- **DIRECTIVE**: Reproduce the lines below without any change, from the very first line through the line that contains "dot-leader [437, 460, 636, 461]", with both ends included.

- **RECORDS FOR PROCESSING**:
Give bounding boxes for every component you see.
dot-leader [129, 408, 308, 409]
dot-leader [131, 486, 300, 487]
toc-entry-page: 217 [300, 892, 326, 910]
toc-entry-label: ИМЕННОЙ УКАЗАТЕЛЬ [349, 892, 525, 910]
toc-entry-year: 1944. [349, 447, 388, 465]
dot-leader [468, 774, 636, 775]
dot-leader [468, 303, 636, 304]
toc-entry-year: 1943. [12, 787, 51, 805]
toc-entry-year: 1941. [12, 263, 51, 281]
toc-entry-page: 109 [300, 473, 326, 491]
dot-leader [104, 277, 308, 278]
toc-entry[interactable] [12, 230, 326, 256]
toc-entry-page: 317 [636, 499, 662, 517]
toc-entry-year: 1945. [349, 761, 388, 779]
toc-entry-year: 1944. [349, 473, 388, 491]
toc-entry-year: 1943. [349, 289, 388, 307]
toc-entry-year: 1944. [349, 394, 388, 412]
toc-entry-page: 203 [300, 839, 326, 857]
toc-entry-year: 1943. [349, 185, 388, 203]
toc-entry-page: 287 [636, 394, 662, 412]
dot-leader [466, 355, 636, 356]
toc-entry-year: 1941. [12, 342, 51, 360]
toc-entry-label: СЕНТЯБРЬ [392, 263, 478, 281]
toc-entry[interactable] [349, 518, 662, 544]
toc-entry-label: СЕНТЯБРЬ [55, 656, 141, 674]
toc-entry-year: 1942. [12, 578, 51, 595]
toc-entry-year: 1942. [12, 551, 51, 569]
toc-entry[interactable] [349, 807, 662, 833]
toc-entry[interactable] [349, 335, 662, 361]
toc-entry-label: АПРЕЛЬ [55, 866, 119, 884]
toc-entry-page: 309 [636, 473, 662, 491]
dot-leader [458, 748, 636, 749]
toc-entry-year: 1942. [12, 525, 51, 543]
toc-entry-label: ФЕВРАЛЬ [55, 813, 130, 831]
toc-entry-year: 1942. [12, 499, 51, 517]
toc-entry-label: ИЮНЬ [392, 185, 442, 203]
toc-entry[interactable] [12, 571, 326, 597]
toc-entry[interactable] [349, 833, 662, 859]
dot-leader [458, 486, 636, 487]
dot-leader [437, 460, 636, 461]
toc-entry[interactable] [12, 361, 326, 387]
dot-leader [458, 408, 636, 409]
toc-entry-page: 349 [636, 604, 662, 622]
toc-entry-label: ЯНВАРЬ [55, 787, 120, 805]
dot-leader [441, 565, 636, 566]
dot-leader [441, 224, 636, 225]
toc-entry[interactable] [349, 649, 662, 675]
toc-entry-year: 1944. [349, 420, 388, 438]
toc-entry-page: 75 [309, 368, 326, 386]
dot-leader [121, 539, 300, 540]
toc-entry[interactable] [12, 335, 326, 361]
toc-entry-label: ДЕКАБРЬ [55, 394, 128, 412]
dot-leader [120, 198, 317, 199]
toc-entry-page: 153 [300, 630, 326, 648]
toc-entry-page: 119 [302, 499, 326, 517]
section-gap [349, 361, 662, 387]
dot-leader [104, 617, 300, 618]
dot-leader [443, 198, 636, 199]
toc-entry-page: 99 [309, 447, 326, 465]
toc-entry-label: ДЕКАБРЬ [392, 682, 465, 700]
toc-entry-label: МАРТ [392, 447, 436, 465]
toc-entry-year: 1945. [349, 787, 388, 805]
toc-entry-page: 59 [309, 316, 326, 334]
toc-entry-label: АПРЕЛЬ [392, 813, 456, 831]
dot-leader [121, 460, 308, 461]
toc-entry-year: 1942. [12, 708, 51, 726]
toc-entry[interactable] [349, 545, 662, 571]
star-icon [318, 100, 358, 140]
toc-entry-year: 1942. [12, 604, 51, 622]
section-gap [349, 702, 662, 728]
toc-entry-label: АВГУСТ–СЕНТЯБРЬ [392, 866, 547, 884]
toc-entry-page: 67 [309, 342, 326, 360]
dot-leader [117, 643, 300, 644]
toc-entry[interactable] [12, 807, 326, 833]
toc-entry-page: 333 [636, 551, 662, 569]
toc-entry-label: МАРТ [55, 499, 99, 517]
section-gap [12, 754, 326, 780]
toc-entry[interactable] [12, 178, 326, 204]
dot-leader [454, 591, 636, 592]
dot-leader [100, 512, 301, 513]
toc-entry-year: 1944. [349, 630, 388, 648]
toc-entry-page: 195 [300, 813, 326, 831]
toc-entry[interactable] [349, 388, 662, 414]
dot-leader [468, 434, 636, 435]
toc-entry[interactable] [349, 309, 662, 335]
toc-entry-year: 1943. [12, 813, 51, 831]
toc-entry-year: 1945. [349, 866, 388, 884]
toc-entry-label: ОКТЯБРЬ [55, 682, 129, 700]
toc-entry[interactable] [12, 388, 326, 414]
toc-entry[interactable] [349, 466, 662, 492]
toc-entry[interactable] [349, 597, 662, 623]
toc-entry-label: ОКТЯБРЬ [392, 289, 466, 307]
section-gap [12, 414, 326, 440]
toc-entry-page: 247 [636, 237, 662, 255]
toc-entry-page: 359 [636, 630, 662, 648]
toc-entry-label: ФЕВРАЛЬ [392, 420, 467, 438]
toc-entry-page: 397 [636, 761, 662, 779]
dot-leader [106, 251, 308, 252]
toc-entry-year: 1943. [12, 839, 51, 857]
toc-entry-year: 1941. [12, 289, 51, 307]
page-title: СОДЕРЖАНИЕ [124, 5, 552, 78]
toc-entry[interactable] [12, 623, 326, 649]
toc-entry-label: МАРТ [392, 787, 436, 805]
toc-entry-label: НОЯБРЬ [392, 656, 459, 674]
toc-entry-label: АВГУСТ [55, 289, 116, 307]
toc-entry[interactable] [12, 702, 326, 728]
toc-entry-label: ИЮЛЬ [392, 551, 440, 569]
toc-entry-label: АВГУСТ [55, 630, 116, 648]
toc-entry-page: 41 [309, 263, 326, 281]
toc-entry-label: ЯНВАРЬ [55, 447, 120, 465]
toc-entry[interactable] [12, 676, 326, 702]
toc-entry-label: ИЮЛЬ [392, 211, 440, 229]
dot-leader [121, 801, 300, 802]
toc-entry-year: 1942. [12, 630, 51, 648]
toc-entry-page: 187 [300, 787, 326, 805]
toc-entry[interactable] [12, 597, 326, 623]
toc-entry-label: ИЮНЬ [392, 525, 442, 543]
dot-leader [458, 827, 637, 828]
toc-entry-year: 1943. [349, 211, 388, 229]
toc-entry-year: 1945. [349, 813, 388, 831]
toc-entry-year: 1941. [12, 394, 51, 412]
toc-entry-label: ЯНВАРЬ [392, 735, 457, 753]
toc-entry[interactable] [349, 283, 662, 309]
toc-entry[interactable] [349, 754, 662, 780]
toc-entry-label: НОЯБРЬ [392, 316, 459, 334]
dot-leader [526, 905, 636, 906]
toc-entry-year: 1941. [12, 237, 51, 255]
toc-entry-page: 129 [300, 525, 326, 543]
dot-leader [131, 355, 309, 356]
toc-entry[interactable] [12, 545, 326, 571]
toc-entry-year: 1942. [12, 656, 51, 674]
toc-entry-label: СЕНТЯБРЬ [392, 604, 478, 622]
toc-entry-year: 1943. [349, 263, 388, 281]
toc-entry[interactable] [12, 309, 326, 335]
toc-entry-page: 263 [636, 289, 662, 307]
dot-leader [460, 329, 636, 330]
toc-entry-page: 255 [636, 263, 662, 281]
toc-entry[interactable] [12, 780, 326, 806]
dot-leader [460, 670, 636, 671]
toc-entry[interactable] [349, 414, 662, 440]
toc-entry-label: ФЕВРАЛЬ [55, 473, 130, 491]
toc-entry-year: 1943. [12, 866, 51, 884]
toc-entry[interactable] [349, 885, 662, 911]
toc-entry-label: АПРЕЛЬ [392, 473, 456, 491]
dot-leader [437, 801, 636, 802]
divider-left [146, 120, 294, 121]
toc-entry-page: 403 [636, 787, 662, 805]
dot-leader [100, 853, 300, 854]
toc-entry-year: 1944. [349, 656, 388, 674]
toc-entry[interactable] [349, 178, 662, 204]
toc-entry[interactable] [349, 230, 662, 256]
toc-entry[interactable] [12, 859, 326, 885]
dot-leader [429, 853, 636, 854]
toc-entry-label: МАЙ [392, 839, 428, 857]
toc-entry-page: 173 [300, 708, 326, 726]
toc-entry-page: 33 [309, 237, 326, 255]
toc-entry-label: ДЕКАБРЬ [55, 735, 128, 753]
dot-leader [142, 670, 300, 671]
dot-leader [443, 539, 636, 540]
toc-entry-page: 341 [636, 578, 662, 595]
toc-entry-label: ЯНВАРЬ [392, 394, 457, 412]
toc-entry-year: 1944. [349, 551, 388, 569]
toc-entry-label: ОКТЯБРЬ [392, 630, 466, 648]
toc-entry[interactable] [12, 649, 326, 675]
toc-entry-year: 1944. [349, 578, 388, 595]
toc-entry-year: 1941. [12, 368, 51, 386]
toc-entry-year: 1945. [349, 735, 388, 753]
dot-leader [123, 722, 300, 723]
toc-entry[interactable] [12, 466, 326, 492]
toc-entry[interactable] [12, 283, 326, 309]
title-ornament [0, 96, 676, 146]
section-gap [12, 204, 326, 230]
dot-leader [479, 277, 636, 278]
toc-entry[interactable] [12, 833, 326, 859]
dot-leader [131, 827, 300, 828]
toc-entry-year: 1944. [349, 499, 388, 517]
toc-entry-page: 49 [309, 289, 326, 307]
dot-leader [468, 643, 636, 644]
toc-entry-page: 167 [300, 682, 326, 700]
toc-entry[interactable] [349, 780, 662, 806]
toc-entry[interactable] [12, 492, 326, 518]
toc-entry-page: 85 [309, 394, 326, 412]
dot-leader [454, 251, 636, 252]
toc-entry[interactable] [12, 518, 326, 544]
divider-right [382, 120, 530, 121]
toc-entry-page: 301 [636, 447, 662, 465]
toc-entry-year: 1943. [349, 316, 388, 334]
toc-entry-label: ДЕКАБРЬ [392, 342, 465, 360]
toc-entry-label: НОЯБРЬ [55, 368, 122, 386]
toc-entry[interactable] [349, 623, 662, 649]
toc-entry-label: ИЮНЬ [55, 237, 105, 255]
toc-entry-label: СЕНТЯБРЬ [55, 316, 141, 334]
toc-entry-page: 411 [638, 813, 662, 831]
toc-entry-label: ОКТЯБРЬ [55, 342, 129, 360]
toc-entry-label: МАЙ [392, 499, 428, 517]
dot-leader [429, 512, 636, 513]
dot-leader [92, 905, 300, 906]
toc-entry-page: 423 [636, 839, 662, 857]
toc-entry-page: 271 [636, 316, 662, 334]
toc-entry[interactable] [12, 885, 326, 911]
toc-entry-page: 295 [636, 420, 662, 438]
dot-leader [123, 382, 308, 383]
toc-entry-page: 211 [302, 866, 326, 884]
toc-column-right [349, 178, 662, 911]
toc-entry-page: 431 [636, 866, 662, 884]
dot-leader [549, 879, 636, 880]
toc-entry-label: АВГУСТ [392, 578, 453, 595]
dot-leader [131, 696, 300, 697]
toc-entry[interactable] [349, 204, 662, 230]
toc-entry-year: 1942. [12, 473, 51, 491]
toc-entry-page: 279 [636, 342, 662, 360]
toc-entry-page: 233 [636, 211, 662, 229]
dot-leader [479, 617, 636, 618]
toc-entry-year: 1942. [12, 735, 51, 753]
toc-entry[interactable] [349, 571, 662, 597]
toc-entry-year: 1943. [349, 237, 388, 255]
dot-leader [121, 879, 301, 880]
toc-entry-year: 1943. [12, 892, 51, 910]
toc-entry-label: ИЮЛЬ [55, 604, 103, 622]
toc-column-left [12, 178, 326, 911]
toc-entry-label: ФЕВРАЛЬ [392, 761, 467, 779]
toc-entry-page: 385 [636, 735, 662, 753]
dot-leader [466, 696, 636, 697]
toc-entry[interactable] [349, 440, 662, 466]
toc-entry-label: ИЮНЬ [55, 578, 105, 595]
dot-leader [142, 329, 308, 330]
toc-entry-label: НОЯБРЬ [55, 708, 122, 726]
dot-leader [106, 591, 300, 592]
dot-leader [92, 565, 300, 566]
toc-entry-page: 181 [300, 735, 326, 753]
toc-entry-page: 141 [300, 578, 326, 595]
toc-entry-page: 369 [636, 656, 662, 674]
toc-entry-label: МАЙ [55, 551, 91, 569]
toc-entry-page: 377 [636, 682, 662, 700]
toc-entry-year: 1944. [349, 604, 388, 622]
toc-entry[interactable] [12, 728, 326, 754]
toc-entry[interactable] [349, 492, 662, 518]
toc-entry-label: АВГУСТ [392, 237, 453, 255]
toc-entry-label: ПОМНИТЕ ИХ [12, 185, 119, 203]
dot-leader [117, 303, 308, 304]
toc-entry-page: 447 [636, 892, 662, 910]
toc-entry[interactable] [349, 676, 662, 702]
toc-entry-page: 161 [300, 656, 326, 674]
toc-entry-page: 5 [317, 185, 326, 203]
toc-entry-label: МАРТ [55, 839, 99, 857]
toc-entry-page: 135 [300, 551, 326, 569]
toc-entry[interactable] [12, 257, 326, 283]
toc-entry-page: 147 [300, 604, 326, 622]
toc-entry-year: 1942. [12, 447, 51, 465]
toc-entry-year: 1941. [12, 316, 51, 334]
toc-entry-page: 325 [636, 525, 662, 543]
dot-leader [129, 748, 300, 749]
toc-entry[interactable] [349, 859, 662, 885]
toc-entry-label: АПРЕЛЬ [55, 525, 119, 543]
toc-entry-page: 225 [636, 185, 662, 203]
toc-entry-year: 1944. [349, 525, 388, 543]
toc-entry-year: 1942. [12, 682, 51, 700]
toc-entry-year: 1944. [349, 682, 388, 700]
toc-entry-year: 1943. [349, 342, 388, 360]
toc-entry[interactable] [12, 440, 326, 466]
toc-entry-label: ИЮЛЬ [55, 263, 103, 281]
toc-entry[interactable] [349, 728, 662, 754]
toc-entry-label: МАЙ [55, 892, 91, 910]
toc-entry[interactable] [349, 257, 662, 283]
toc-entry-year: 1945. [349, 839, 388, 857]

- **FINAL RESULT**:
Give bounding boxes for every component you see.
dot-leader [129, 408, 308, 409]
dot-leader [131, 486, 300, 487]
toc-entry-page: 217 [300, 892, 326, 910]
toc-entry-label: ИМЕННОЙ УКАЗАТЕЛЬ [349, 892, 525, 910]
toc-entry-year: 1944. [349, 447, 388, 465]
dot-leader [468, 774, 636, 775]
dot-leader [468, 303, 636, 304]
toc-entry-year: 1943. [12, 787, 51, 805]
toc-entry-year: 1941. [12, 263, 51, 281]
toc-entry-page: 109 [300, 473, 326, 491]
dot-leader [104, 277, 308, 278]
toc-entry[interactable] [12, 230, 326, 256]
toc-entry-page: 317 [636, 499, 662, 517]
toc-entry-year: 1945. [349, 761, 388, 779]
toc-entry-year: 1944. [349, 473, 388, 491]
toc-entry-year: 1943. [349, 289, 388, 307]
toc-entry-year: 1944. [349, 394, 388, 412]
toc-entry-page: 203 [300, 839, 326, 857]
toc-entry-year: 1943. [349, 185, 388, 203]
toc-entry-page: 287 [636, 394, 662, 412]
dot-leader [466, 355, 636, 356]
toc-entry-year: 1941. [12, 342, 51, 360]
toc-entry-label: СЕНТЯБРЬ [392, 263, 478, 281]
toc-entry[interactable] [349, 518, 662, 544]
toc-entry-label: СЕНТЯБРЬ [55, 656, 141, 674]
toc-entry-year: 1942. [12, 578, 51, 595]
toc-entry-year: 1942. [12, 551, 51, 569]
toc-entry[interactable] [349, 807, 662, 833]
toc-entry[interactable] [349, 335, 662, 361]
toc-entry-label: АПРЕЛЬ [55, 866, 119, 884]
toc-entry-page: 309 [636, 473, 662, 491]
dot-leader [458, 748, 636, 749]
toc-entry-year: 1942. [12, 525, 51, 543]
toc-entry-label: ФЕВРАЛЬ [55, 813, 130, 831]
toc-entry-year: 1942. [12, 499, 51, 517]
toc-entry-label: ИЮНЬ [392, 185, 442, 203]
toc-entry[interactable] [12, 571, 326, 597]
toc-entry[interactable] [349, 833, 662, 859]
dot-leader [458, 486, 636, 487]
dot-leader [437, 460, 636, 461]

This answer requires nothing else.